* _Short task_
Format the rows below as a numbered list, skipping any blank lines.

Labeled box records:
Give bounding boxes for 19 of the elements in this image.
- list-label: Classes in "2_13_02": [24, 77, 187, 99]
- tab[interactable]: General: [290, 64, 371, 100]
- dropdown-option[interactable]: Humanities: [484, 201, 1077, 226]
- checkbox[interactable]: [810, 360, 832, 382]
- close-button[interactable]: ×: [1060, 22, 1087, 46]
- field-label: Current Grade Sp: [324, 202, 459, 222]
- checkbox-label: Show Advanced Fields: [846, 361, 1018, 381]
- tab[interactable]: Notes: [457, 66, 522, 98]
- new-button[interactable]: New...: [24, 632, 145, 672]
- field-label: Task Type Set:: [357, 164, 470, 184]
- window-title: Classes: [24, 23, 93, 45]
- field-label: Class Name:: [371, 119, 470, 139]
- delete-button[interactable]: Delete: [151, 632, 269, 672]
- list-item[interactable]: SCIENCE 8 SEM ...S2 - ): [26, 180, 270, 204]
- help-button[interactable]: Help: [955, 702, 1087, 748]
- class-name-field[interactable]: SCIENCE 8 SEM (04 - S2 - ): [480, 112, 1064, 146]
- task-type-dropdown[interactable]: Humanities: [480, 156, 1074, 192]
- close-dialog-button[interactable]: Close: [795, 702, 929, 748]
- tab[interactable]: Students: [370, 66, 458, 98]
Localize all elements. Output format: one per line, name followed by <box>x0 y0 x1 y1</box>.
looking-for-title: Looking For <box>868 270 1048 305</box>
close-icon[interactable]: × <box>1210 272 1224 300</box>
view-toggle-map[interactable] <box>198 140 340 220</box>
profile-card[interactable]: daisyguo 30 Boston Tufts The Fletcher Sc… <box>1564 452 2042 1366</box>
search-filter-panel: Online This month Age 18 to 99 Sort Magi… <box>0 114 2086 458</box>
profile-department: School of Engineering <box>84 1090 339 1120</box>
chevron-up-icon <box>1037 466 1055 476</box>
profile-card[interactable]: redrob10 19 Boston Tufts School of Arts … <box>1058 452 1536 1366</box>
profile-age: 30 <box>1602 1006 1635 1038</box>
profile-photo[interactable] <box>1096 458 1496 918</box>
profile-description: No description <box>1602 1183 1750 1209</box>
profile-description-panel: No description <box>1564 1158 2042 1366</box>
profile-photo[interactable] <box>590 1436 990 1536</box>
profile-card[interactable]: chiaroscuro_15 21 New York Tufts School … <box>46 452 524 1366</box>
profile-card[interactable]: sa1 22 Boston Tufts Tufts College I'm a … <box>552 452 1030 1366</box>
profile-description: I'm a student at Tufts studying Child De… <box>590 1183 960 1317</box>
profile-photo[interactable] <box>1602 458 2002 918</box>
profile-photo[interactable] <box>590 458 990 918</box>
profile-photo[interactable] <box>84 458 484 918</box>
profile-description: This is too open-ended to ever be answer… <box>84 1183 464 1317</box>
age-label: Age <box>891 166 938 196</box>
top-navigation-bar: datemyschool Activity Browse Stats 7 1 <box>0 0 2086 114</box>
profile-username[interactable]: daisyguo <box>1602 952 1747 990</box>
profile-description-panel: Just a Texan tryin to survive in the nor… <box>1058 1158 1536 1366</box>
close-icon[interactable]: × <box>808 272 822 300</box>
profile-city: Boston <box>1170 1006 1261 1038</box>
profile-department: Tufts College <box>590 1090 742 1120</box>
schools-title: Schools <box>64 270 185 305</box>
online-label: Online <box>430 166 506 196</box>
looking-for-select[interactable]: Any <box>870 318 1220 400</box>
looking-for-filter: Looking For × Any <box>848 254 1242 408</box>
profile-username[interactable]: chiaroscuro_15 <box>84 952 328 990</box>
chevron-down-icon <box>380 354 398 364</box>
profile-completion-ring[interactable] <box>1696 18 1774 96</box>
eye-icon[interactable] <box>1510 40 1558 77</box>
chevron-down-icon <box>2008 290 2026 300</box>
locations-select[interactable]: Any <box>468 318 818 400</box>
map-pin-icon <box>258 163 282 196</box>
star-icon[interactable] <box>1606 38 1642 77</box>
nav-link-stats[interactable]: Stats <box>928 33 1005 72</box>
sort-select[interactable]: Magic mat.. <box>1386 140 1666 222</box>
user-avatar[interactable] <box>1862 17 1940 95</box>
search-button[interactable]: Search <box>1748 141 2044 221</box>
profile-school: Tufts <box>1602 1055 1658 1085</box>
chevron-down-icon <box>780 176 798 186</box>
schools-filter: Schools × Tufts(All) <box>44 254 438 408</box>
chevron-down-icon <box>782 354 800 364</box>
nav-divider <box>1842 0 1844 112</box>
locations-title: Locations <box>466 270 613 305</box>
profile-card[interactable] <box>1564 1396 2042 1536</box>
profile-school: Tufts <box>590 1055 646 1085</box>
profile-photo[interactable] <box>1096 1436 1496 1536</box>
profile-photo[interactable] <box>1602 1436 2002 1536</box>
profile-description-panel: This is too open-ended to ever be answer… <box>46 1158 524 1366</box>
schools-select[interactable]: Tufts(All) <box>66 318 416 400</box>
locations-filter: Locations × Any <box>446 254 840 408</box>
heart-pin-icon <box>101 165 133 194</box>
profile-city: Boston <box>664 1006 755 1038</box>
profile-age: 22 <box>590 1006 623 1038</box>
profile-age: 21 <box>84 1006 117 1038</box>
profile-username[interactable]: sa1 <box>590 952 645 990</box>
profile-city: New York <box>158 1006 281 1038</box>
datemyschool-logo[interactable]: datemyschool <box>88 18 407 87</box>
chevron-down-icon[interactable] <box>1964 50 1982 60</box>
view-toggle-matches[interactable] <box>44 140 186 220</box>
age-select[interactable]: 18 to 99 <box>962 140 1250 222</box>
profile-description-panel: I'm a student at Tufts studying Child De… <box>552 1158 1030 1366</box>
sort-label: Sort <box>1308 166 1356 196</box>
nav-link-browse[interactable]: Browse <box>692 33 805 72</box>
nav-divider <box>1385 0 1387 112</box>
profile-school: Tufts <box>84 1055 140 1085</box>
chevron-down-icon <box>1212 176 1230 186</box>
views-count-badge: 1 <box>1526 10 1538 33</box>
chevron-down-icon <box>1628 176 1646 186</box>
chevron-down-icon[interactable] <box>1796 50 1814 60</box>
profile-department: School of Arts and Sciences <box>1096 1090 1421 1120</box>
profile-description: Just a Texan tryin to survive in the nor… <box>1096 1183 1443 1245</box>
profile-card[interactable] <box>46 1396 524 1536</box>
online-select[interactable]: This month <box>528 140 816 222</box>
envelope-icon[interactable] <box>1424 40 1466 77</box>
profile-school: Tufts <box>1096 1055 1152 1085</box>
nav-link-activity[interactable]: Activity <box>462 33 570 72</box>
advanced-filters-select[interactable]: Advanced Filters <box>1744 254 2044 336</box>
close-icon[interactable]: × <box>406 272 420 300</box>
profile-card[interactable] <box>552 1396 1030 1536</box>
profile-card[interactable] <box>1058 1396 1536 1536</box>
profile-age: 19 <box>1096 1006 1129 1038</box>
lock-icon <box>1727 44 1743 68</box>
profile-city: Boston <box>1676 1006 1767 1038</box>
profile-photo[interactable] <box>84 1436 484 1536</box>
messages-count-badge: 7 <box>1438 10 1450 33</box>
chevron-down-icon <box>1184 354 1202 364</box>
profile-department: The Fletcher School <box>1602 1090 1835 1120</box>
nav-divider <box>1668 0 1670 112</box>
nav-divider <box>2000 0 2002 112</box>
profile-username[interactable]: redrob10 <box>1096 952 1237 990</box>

* _Solution below_
1. Give bounding boxes for 19 of the elements in this image.
2. - list-label: Classes in "2_13_02": [24, 77, 187, 99]
3. - tab[interactable]: General: [290, 64, 371, 100]
4. - dropdown-option[interactable]: Humanities: [484, 201, 1077, 226]
5. - checkbox[interactable]: [810, 360, 832, 382]
6. - close-button[interactable]: ×: [1060, 22, 1087, 46]
7. - field-label: Current Grade Sp: [324, 202, 459, 222]
8. - checkbox-label: Show Advanced Fields: [846, 361, 1018, 381]
9. - tab[interactable]: Notes: [457, 66, 522, 98]
10. - new-button[interactable]: New...: [24, 632, 145, 672]
11. - field-label: Task Type Set:: [357, 164, 470, 184]
12. - window-title: Classes: [24, 23, 93, 45]
13. - field-label: Class Name:: [371, 119, 470, 139]
14. - delete-button[interactable]: Delete: [151, 632, 269, 672]
15. - list-item[interactable]: SCIENCE 8 SEM ...S2 - ): [26, 180, 270, 204]
16. - help-button[interactable]: Help: [955, 702, 1087, 748]
17. - class-name-field[interactable]: SCIENCE 8 SEM (04 - S2 - ): [480, 112, 1064, 146]
18. - task-type-dropdown[interactable]: Humanities: [480, 156, 1074, 192]
19. - close-dialog-button[interactable]: Close: [795, 702, 929, 748]
20. - tab[interactable]: Students: [370, 66, 458, 98]
21. Localize all elements. Output format: one per line, name followed by <box>x0 y0 x1 y1</box>.
22. looking-for-title: Looking For <box>868 270 1048 305</box>
23. close-icon[interactable]: × <box>1210 272 1224 300</box>
24. view-toggle-map[interactable] <box>198 140 340 220</box>
25. profile-card[interactable]: daisyguo 30 Boston Tufts The Fletcher Sc… <box>1564 452 2042 1366</box>
26. search-filter-panel: Online This month Age 18 to 99 Sort Magi… <box>0 114 2086 458</box>
27. profile-department: School of Engineering <box>84 1090 339 1120</box>
28. chevron-up-icon <box>1037 466 1055 476</box>
29. profile-card[interactable]: redrob10 19 Boston Tufts School of Arts … <box>1058 452 1536 1366</box>
30. profile-age: 30 <box>1602 1006 1635 1038</box>
31. profile-photo[interactable] <box>1096 458 1496 918</box>
32. profile-description: No description <box>1602 1183 1750 1209</box>
33. profile-description-panel: No description <box>1564 1158 2042 1366</box>
34. profile-photo[interactable] <box>590 1436 990 1536</box>
35. profile-card[interactable]: chiaroscuro_15 21 New York Tufts School … <box>46 452 524 1366</box>
36. profile-card[interactable]: sa1 22 Boston Tufts Tufts College I'm a … <box>552 452 1030 1366</box>
37. profile-description: I'm a student at Tufts studying Child De… <box>590 1183 960 1317</box>
38. profile-photo[interactable] <box>1602 458 2002 918</box>
39. profile-photo[interactable] <box>590 458 990 918</box>
40. profile-photo[interactable] <box>84 458 484 918</box>
41. profile-description: This is too open-ended to ever be answer… <box>84 1183 464 1317</box>
42. age-label: Age <box>891 166 938 196</box>
43. top-navigation-bar: datemyschool Activity Browse Stats 7 1 <box>0 0 2086 114</box>
44. profile-username[interactable]: daisyguo <box>1602 952 1747 990</box>
45. profile-description-panel: Just a Texan tryin to survive in the nor… <box>1058 1158 1536 1366</box>
46. close-icon[interactable]: × <box>808 272 822 300</box>
47. profile-city: Boston <box>1170 1006 1261 1038</box>
48. profile-department: Tufts College <box>590 1090 742 1120</box>
49. schools-title: Schools <box>64 270 185 305</box>
50. online-label: Online <box>430 166 506 196</box>
51. looking-for-select[interactable]: Any <box>870 318 1220 400</box>
52. looking-for-filter: Looking For × Any <box>848 254 1242 408</box>
53. profile-username[interactable]: chiaroscuro_15 <box>84 952 328 990</box>
54. chevron-down-icon <box>380 354 398 364</box>
55. profile-completion-ring[interactable] <box>1696 18 1774 96</box>
56. eye-icon[interactable] <box>1510 40 1558 77</box>
57. chevron-down-icon <box>2008 290 2026 300</box>
58. locations-select[interactable]: Any <box>468 318 818 400</box>
59. map-pin-icon <box>258 163 282 196</box>
60. star-icon[interactable] <box>1606 38 1642 77</box>
61. nav-link-stats[interactable]: Stats <box>928 33 1005 72</box>
62. sort-select[interactable]: Magic mat.. <box>1386 140 1666 222</box>
63. user-avatar[interactable] <box>1862 17 1940 95</box>
64. search-button[interactable]: Search <box>1748 141 2044 221</box>
65. profile-school: Tufts <box>1602 1055 1658 1085</box>
66. chevron-down-icon <box>780 176 798 186</box>
67. schools-filter: Schools × Tufts(All) <box>44 254 438 408</box>
68. chevron-down-icon <box>782 354 800 364</box>
69. nav-divider <box>1842 0 1844 112</box>
70. locations-title: Locations <box>466 270 613 305</box>
71. profile-card[interactable] <box>1564 1396 2042 1536</box>
72. profile-school: Tufts <box>590 1055 646 1085</box>
73. profile-photo[interactable] <box>1096 1436 1496 1536</box>
74. profile-photo[interactable] <box>1602 1436 2002 1536</box>
75. profile-description-panel: This is too open-ended to ever be answer… <box>46 1158 524 1366</box>
76. schools-select[interactable]: Tufts(All) <box>66 318 416 400</box>
77. locations-filter: Locations × Any <box>446 254 840 408</box>
78. heart-pin-icon <box>101 165 133 194</box>
79. profile-city: Boston <box>664 1006 755 1038</box>
80. profile-age: 22 <box>590 1006 623 1038</box>
81. profile-age: 21 <box>84 1006 117 1038</box>
82. profile-username[interactable]: sa1 <box>590 952 645 990</box>
83. profile-city: New York <box>158 1006 281 1038</box>
84. datemyschool-logo[interactable]: datemyschool <box>88 18 407 87</box>
85. chevron-down-icon[interactable] <box>1964 50 1982 60</box>
86. view-toggle-matches[interactable] <box>44 140 186 220</box>
87. age-select[interactable]: 18 to 99 <box>962 140 1250 222</box>
88. profile-description-panel: I'm a student at Tufts studying Child De… <box>552 1158 1030 1366</box>
89. sort-label: Sort <box>1308 166 1356 196</box>
90. nav-link-browse[interactable]: Browse <box>692 33 805 72</box>
91. nav-divider <box>1385 0 1387 112</box>
92. profile-school: Tufts <box>84 1055 140 1085</box>
93. chevron-down-icon <box>1212 176 1230 186</box>
94. views-count-badge: 1 <box>1526 10 1538 33</box>
95. chevron-down-icon <box>1628 176 1646 186</box>
96. chevron-down-icon[interactable] <box>1796 50 1814 60</box>
97. profile-department: School of Arts and Sciences <box>1096 1090 1421 1120</box>
98. profile-description: Just a Texan tryin to survive in the nor… <box>1096 1183 1443 1245</box>
99. profile-card[interactable] <box>46 1396 524 1536</box>
100. online-select[interactable]: This month <box>528 140 816 222</box>
101. envelope-icon[interactable] <box>1424 40 1466 77</box>
102. profile-school: Tufts <box>1096 1055 1152 1085</box>
103. nav-link-activity[interactable]: Activity <box>462 33 570 72</box>
104. advanced-filters-select[interactable]: Advanced Filters <box>1744 254 2044 336</box>
105. close-icon[interactable]: × <box>406 272 420 300</box>
106. profile-card[interactable] <box>552 1396 1030 1536</box>
107. profile-card[interactable] <box>1058 1396 1536 1536</box>
108. profile-age: 19 <box>1096 1006 1129 1038</box>
109. lock-icon <box>1727 44 1743 68</box>
110. profile-city: Boston <box>1676 1006 1767 1038</box>
111. profile-photo[interactable] <box>84 1436 484 1536</box>
112. messages-count-badge: 7 <box>1438 10 1450 33</box>
113. chevron-down-icon <box>1184 354 1202 364</box>
114. profile-department: The Fletcher School <box>1602 1090 1835 1120</box>
115. nav-divider <box>1668 0 1670 112</box>
116. nav-divider <box>2000 0 2002 112</box>
117. profile-username[interactable]: redrob10 <box>1096 952 1237 990</box>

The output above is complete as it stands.